## TASK STATEMENT:
Using the listing below, extract each line that has the word "value" in it.

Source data
◆ ◆ ◆ ◆ ◆

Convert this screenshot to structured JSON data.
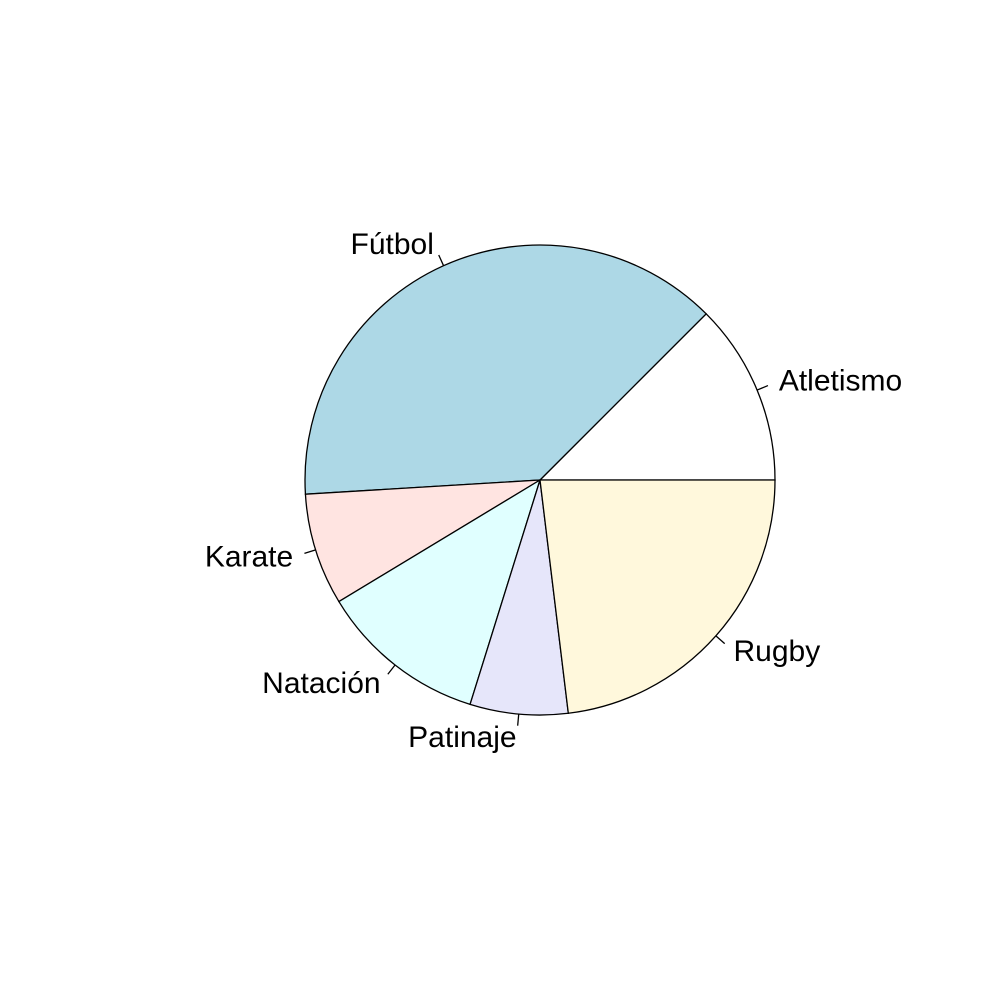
{
  "chart_data": {
    "type": "pie",
    "direction": "counter-clockwise",
    "start_angle_deg": 0,
    "slices": [
      {
        "label": "Atletismo",
        "value": 13,
        "color": "#FFFFFF"
      },
      {
        "label": "Fútbol",
        "value": 40,
        "color": "#ADD8E6"
      },
      {
        "label": "Karate",
        "value": 8,
        "color": "#FFE4E1"
      },
      {
        "label": "Natación",
        "value": 12,
        "color": "#E0FFFF"
      },
      {
        "label": "Patinaje",
        "value": 7,
        "color": "#E6E6FA"
      },
      {
        "label": "Rugby",
        "value": 24,
        "color": "#FFF8DC"
      }
    ]
  }
}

◆ ◆ ◆ ◆ ◆

## EXPECTED OUTPUT:
        "value": 13,
        "value": 40,
        "value": 8,
        "value": 12,
        "value": 7,
        "value": 24,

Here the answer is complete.